→ **EXERCISE GOAL**
Could you repeat the records below exactly, leaving out any pictures?

(Stored entries)
►

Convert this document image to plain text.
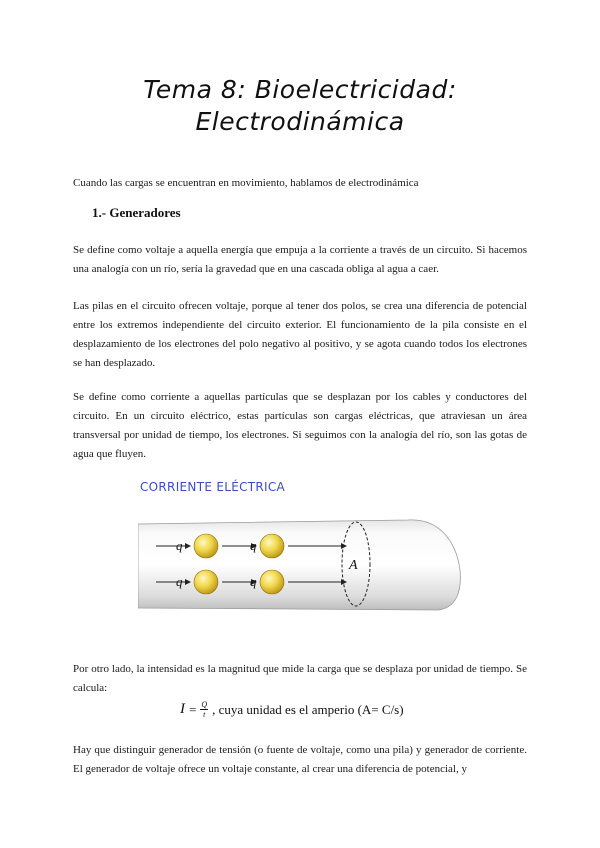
Tema 8: Bioelectricidad:
Electrodinámica
Cuando las cargas se encuentran en movimiento, hablamos de electrodinámica
1.- Generadores
Se define como voltaje a aquella energía que empuja a la corriente a través de un circuito. Si hacemos una analogía con un río, sería la gravedad que en una cascada obliga al agua a caer.
Las pilas en el circuito ofrecen voltaje, porque al tener dos polos, se crea una diferencia de potencial entre los extremos independiente del circuito exterior. El funcionamiento de la pila consiste en el desplazamiento de los electrones del polo negativo al positivo, y se agota cuando todos los electrones se han desplazado.
Se define como corriente a aquellas partículas que se desplazan por los cables y conductores del circuito. En un circuito eléctrico, estas partículas son cargas eléctricas, que atraviesan un área transversal por unidad de tiempo, los electrones. Si seguimos con la analogía del río, son las gotas de agua que fluyen.
CORRIENTE ELÉCTRICA
q	q
q	q
A
Por otro lado, la intensidad es la magnitud que mide la carga que se desplaza por unidad de tiempo. Se calcula:
$I = \frac{Q}{t}$ , cuya unidad es el amperio (A= C/s)
Hay que distinguir generador de tensión (o fuente de voltaje, como una pila) y generador de corriente. El generador de voltaje ofrece un voltaje constante, al crear una diferencia de potencial, y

◄

→ **FULL RESPONSE**
Convert this document image to plain text.
Tema 8: Bioelectricidad:
Electrodinámica
Cuando las cargas se encuentran en movimiento, hablamos de electrodinámica
1.- Generadores
Se define como voltaje a aquella energía que empuja a la corriente a través de un circuito. Si hacemos una analogía con un río, sería la gravedad que en una cascada obliga al agua a caer.
Las pilas en el circuito ofrecen voltaje, porque al tener dos polos, se crea una diferencia de potencial entre los extremos independiente del circuito exterior. El funcionamiento de la pila consiste en el desplazamiento de los electrones del polo negativo al positivo, y se agota cuando todos los electrones se han desplazado.
Se define como corriente a aquellas partículas que se desplazan por los cables y conductores del circuito. En un circuito eléctrico, estas partículas son cargas eléctricas, que atraviesan un área transversal por unidad de tiempo, los electrones. Si seguimos con la analogía del río, son las gotas de agua que fluyen.
CORRIENTE ELÉCTRICA
q	q
q	q
A
Por otro lado, la intensidad es la magnitud que mide la carga que se desplaza por unidad de tiempo. Se calcula:
$I = \frac{Q}{t}$ , cuya unidad es el amperio (A= C/s)
Hay que distinguir generador de tensión (o fuente de voltaje, como una pila) y generador de corriente. El generador de voltaje ofrece un voltaje constante, al crear una diferencia de potencial, y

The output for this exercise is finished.